**Data entries**

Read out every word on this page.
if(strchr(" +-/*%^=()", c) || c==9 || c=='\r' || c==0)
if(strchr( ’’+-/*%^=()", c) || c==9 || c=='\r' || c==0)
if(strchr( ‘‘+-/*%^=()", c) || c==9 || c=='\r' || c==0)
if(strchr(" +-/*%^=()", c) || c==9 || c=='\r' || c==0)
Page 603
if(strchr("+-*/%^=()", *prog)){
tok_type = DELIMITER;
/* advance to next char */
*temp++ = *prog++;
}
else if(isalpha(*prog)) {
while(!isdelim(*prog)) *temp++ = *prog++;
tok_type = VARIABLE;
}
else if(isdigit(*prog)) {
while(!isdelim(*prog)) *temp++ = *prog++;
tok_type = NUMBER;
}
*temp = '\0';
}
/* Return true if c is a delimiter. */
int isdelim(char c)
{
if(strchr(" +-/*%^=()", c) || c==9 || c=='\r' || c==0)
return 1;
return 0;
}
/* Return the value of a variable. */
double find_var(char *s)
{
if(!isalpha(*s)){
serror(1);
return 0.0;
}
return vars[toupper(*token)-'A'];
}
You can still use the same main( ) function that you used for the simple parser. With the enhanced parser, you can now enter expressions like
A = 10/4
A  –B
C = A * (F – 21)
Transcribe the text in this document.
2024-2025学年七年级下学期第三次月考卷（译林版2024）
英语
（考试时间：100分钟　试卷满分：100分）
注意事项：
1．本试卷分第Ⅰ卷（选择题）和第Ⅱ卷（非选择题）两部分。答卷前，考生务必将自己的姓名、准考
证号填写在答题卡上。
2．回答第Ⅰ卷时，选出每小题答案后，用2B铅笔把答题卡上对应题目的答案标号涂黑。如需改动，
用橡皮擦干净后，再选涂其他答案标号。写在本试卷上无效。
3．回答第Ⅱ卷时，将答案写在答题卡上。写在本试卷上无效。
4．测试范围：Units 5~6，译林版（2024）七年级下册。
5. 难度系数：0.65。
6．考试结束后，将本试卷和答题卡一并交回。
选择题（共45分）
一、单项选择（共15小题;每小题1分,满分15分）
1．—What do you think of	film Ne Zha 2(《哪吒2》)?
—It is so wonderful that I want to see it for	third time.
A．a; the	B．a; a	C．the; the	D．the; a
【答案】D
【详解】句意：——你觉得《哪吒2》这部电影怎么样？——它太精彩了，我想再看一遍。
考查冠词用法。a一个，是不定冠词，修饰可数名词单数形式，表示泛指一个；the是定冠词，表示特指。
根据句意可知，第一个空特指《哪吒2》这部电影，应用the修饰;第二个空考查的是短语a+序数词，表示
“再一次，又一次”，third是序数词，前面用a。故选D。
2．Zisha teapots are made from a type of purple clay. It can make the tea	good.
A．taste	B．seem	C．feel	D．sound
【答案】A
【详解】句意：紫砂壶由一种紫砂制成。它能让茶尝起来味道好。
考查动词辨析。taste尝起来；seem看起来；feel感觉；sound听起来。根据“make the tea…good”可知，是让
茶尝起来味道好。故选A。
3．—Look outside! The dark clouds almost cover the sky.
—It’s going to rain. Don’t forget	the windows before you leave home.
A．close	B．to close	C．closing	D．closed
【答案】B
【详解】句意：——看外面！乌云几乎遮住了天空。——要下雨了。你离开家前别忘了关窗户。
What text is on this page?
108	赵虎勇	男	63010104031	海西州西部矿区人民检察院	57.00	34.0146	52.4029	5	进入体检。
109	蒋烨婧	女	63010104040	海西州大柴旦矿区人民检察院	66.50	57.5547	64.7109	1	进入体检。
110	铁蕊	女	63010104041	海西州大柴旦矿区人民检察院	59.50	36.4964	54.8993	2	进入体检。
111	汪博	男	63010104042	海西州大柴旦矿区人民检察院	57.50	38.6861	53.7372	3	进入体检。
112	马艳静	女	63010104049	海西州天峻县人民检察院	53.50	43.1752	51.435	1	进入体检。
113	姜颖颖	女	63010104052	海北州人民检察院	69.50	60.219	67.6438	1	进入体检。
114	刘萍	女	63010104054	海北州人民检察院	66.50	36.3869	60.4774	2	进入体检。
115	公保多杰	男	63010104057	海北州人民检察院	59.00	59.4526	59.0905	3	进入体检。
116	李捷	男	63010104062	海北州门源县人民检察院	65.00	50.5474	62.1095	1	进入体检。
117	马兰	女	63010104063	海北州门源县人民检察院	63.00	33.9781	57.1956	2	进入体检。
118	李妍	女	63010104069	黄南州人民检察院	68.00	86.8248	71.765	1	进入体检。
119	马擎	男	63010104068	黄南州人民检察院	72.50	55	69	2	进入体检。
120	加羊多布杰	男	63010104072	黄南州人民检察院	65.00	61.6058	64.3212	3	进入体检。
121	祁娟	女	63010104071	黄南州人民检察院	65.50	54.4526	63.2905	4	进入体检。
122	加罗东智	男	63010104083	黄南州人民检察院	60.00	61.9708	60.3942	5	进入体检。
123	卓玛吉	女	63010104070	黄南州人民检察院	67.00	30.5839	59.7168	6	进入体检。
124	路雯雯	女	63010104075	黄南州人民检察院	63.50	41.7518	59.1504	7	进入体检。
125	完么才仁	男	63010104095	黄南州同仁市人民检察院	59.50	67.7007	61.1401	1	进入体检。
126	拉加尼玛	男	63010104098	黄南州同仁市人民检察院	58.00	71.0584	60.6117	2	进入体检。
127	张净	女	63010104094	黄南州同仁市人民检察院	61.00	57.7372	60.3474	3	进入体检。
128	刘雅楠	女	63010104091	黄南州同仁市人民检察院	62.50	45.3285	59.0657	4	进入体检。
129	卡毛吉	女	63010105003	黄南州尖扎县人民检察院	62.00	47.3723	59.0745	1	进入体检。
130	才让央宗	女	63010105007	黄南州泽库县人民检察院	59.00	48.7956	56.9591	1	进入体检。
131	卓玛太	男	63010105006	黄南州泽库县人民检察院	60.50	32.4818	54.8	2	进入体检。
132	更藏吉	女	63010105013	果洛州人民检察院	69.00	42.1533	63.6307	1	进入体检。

**What to do**
Extract all of the data shown above and repeat it verbatim.

**Full answer**
Read out every word on this page.
if(strchr(" +-/*%^=()", c) || c==9 || c=='\r' || c==0)
if(strchr( ’’+-/*%^=()", c) || c==9 || c=='\r' || c==0)
if(strchr( ‘‘+-/*%^=()", c) || c==9 || c=='\r' || c==0)
if(strchr(" +-/*%^=()", c) || c==9 || c=='\r' || c==0)
Page 603
if(strchr("+-*/%^=()", *prog)){
tok_type = DELIMITER;
/* advance to next char */
*temp++ = *prog++;
}
else if(isalpha(*prog)) {
while(!isdelim(*prog)) *temp++ = *prog++;
tok_type = VARIABLE;
}
else if(isdigit(*prog)) {
while(!isdelim(*prog)) *temp++ = *prog++;
tok_type = NUMBER;
}
*temp = '\0';
}
/* Return true if c is a delimiter. */
int isdelim(char c)
{
if(strchr(" +-/*%^=()", c) || c==9 || c=='\r' || c==0)
return 1;
return 0;
}
/* Return the value of a variable. */
double find_var(char *s)
{
if(!isalpha(*s)){
serror(1);
return 0.0;
}
return vars[toupper(*token)-'A'];
}
You can still use the same main( ) function that you used for the simple parser. With the enhanced parser, you can now enter expressions like
A = 10/4
A  –B
C = A * (F – 21)
Transcribe the text in this document.
2024-2025学年七年级下学期第三次月考卷（译林版2024）
英语
（考试时间：100分钟　试卷满分：100分）
注意事项：
1．本试卷分第Ⅰ卷（选择题）和第Ⅱ卷（非选择题）两部分。答卷前，考生务必将自己的姓名、准考
证号填写在答题卡上。
2．回答第Ⅰ卷时，选出每小题答案后，用2B铅笔把答题卡上对应题目的答案标号涂黑。如需改动，
用橡皮擦干净后，再选涂其他答案标号。写在本试卷上无效。
3．回答第Ⅱ卷时，将答案写在答题卡上。写在本试卷上无效。
4．测试范围：Units 5~6，译林版（2024）七年级下册。
5. 难度系数：0.65。
6．考试结束后，将本试卷和答题卡一并交回。
选择题（共45分）
一、单项选择（共15小题;每小题1分,满分15分）
1．—What do you think of	film Ne Zha 2(《哪吒2》)?
—It is so wonderful that I want to see it for	third time.
A．a; the	B．a; a	C．the; the	D．the; a
【答案】D
【详解】句意：——你觉得《哪吒2》这部电影怎么样？——它太精彩了，我想再看一遍。
考查冠词用法。a一个，是不定冠词，修饰可数名词单数形式，表示泛指一个；the是定冠词，表示特指。
根据句意可知，第一个空特指《哪吒2》这部电影，应用the修饰;第二个空考查的是短语a+序数词，表示
“再一次，又一次”，third是序数词，前面用a。故选D。
2．Zisha teapots are made from a type of purple clay. It can make the tea	good.
A．taste	B．seem	C．feel	D．sound
【答案】A
【详解】句意：紫砂壶由一种紫砂制成。它能让茶尝起来味道好。
考查动词辨析。taste尝起来；seem看起来；feel感觉；sound听起来。根据“make the tea…good”可知，是让
茶尝起来味道好。故选A。
3．—Look outside! The dark clouds almost cover the sky.
—It’s going to rain. Don’t forget	the windows before you leave home.
A．close	B．to close	C．closing	D．closed
【答案】B
【详解】句意：——看外面！乌云几乎遮住了天空。——要下雨了。你离开家前别忘了关窗户。
What text is on this page?
108	赵虎勇	男	63010104031	海西州西部矿区人民检察院	57.00	34.0146	52.4029	5	进入体检。
109	蒋烨婧	女	63010104040	海西州大柴旦矿区人民检察院	66.50	57.5547	64.7109	1	进入体检。
110	铁蕊	女	63010104041	海西州大柴旦矿区人民检察院	59.50	36.4964	54.8993	2	进入体检。
111	汪博	男	63010104042	海西州大柴旦矿区人民检察院	57.50	38.6861	53.7372	3	进入体检。
112	马艳静	女	63010104049	海西州天峻县人民检察院	53.50	43.1752	51.435	1	进入体检。
113	姜颖颖	女	63010104052	海北州人民检察院	69.50	60.219	67.6438	1	进入体检。
114	刘萍	女	63010104054	海北州人民检察院	66.50	36.3869	60.4774	2	进入体检。
115	公保多杰	男	63010104057	海北州人民检察院	59.00	59.4526	59.0905	3	进入体检。
116	李捷	男	63010104062	海北州门源县人民检察院	65.00	50.5474	62.1095	1	进入体检。
117	马兰	女	63010104063	海北州门源县人民检察院	63.00	33.9781	57.1956	2	进入体检。
118	李妍	女	63010104069	黄南州人民检察院	68.00	86.8248	71.765	1	进入体检。
119	马擎	男	63010104068	黄南州人民检察院	72.50	55	69	2	进入体检。
120	加羊多布杰	男	63010104072	黄南州人民检察院	65.00	61.6058	64.3212	3	进入体检。
121	祁娟	女	63010104071	黄南州人民检察院	65.50	54.4526	63.2905	4	进入体检。
122	加罗东智	男	63010104083	黄南州人民检察院	60.00	61.9708	60.3942	5	进入体检。
123	卓玛吉	女	63010104070	黄南州人民检察院	67.00	30.5839	59.7168	6	进入体检。
124	路雯雯	女	63010104075	黄南州人民检察院	63.50	41.7518	59.1504	7	进入体检。
125	完么才仁	男	63010104095	黄南州同仁市人民检察院	59.50	67.7007	61.1401	1	进入体检。
126	拉加尼玛	男	63010104098	黄南州同仁市人民检察院	58.00	71.0584	60.6117	2	进入体检。
127	张净	女	63010104094	黄南州同仁市人民检察院	61.00	57.7372	60.3474	3	进入体检。
128	刘雅楠	女	63010104091	黄南州同仁市人民检察院	62.50	45.3285	59.0657	4	进入体检。
129	卡毛吉	女	63010105003	黄南州尖扎县人民检察院	62.00	47.3723	59.0745	1	进入体检。
130	才让央宗	女	63010105007	黄南州泽库县人民检察院	59.00	48.7956	56.9591	1	进入体检。
131	卓玛太	男	63010105006	黄南州泽库县人民检察院	60.50	32.4818	54.8	2	进入体检。
132	更藏吉	女	63010105013	果洛州人民检察院	69.00	42.1533	63.6307	1	进入体检。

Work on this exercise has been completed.